# Exercise aim:
Give the entries back exactly, dropping each image.

# Given information:
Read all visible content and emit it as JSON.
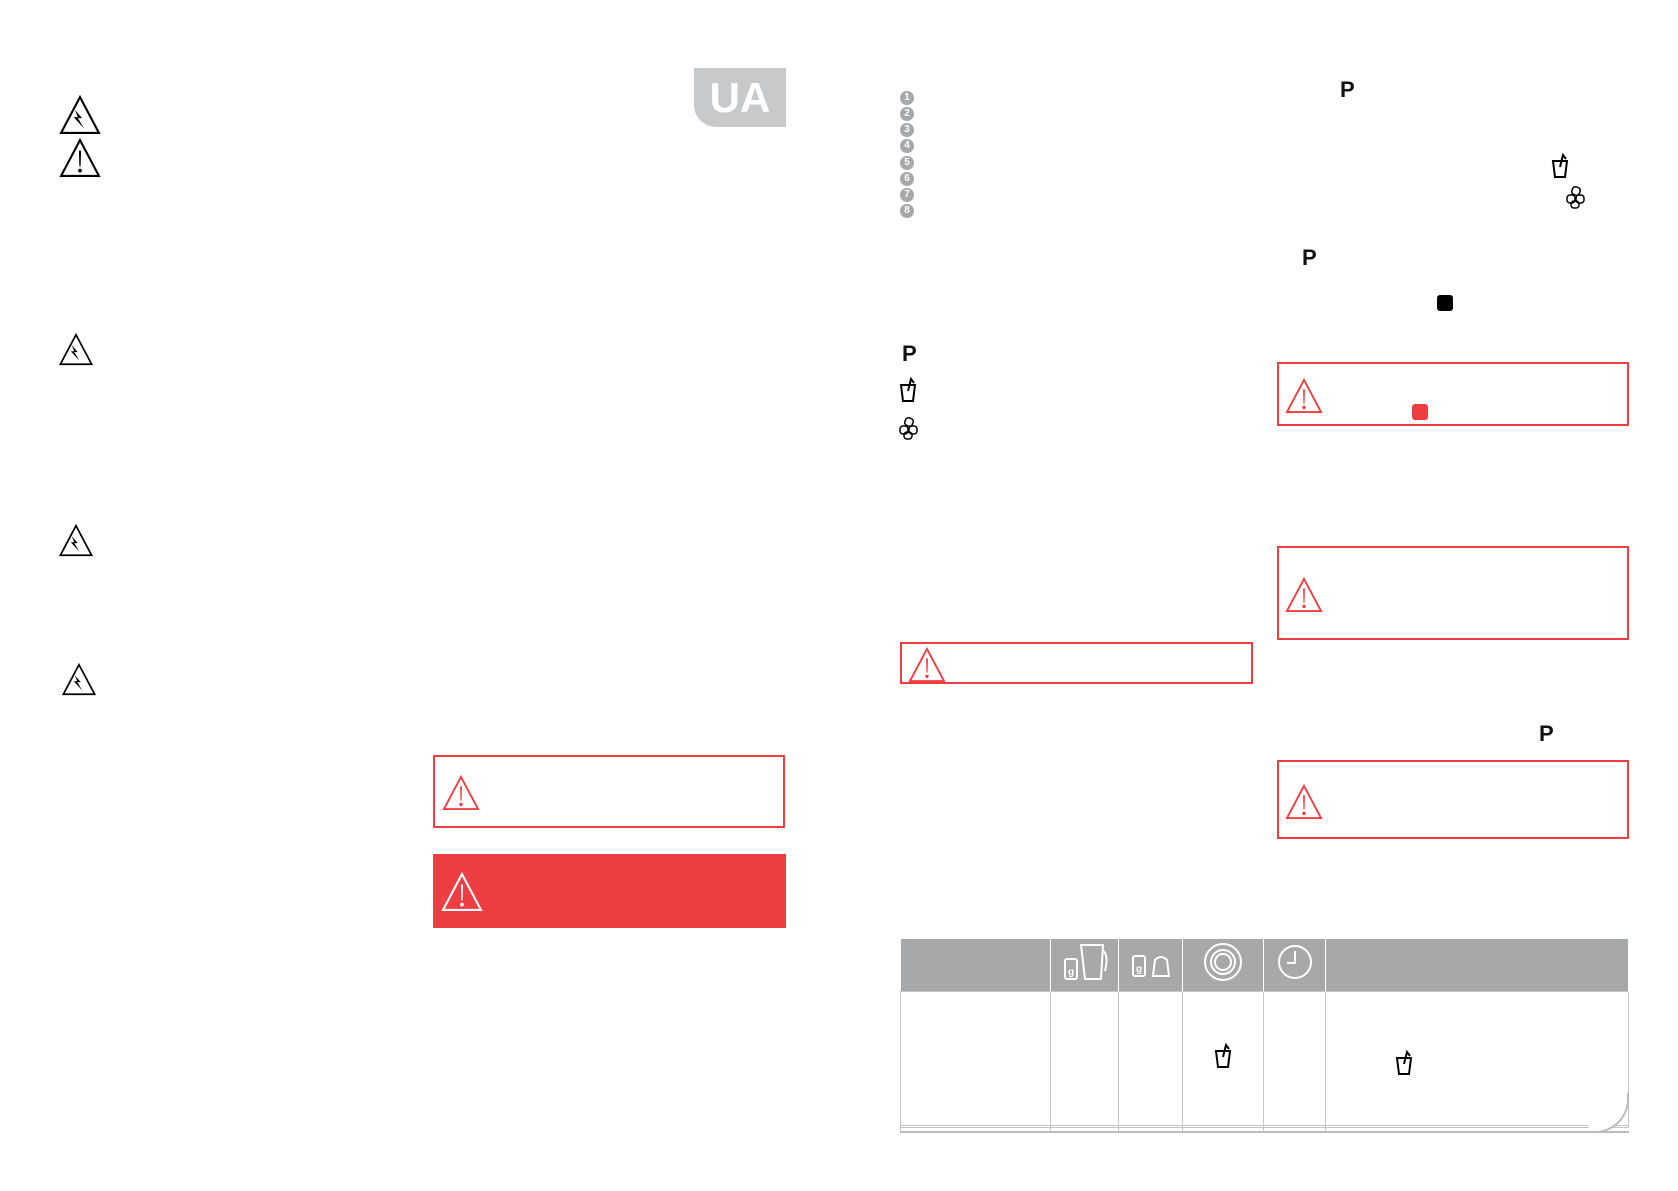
{
  "badge": "UA",
  "numbers": [
    "1",
    "2",
    "3",
    "4",
    "5",
    "6",
    "7",
    "8"
  ],
  "p_label": "P",
  "colors": {
    "warning_red": "#ef3e42",
    "badge_gray": "#c8c9cb",
    "table_header": "#a7a8aa"
  },
  "table": {
    "header_icons": [
      "scale-jug-icon",
      "scale-cup-icon",
      "speed-dial-icon",
      "timer-icon"
    ],
    "row_icons": [
      "smoothie-icon"
    ]
  }
}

# Correct answer:
Read all visible content and emit it as JSON.
{
  "badge": "UA",
  "numbers": [
    "1",
    "2",
    "3",
    "4",
    "5",
    "6",
    "7",
    "8"
  ],
  "p_label": "P",
  "colors": {
    "warning_red": "#ef3e42",
    "badge_gray": "#c8c9cb",
    "table_header": "#a7a8aa"
  },
  "table": {
    "header_icons": [
      "scale-jug-icon",
      "scale-cup-icon",
      "speed-dial-icon",
      "timer-icon"
    ],
    "row_icons": [
      "smoothie-icon"
    ]
  }
}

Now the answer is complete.